## PROBLEM REQUIREMENTS
Can the data below be set down again exactly, line for line?

START DATA SHOWN

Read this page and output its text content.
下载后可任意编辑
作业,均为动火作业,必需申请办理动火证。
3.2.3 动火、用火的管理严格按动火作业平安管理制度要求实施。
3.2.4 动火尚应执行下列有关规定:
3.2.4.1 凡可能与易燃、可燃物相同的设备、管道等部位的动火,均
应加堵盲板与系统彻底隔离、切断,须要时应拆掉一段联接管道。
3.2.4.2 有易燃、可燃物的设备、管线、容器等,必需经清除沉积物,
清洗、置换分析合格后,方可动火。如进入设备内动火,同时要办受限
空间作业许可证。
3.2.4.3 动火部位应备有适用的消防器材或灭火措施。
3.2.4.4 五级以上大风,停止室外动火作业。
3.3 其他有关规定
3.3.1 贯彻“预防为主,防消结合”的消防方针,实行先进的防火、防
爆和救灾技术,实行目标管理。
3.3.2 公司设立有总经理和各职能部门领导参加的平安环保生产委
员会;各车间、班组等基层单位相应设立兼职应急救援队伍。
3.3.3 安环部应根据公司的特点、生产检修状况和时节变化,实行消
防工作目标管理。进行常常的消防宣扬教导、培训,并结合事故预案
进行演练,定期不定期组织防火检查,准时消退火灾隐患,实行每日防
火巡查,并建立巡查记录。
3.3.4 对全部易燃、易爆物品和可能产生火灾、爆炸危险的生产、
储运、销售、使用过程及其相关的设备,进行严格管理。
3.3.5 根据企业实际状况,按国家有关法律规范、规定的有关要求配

END DATA SHOWN

## FINISHED EXERCISE
Read this page and output its text content.
下载后可任意编辑
作业,均为动火作业,必需申请办理动火证。
3.2.3 动火、用火的管理严格按动火作业平安管理制度要求实施。
3.2.4 动火尚应执行下列有关规定:
3.2.4.1 凡可能与易燃、可燃物相同的设备、管道等部位的动火,均
应加堵盲板与系统彻底隔离、切断,须要时应拆掉一段联接管道。
3.2.4.2 有易燃、可燃物的设备、管线、容器等,必需经清除沉积物,
清洗、置换分析合格后,方可动火。如进入设备内动火,同时要办受限
空间作业许可证。
3.2.4.3 动火部位应备有适用的消防器材或灭火措施。
3.2.4.4 五级以上大风,停止室外动火作业。
3.3 其他有关规定
3.3.1 贯彻“预防为主,防消结合”的消防方针,实行先进的防火、防
爆和救灾技术,实行目标管理。
3.3.2 公司设立有总经理和各职能部门领导参加的平安环保生产委
员会;各车间、班组等基层单位相应设立兼职应急救援队伍。
3.3.3 安环部应根据公司的特点、生产检修状况和时节变化,实行消
防工作目标管理。进行常常的消防宣扬教导、培训,并结合事故预案
进行演练,定期不定期组织防火检查,准时消退火灾隐患,实行每日防
火巡查,并建立巡查记录。
3.3.4 对全部易燃、易爆物品和可能产生火灾、爆炸危险的生产、
储运、销售、使用过程及其相关的设备,进行严格管理。
3.3.5 根据企业实际状况,按国家有关法律规范、规定的有关要求配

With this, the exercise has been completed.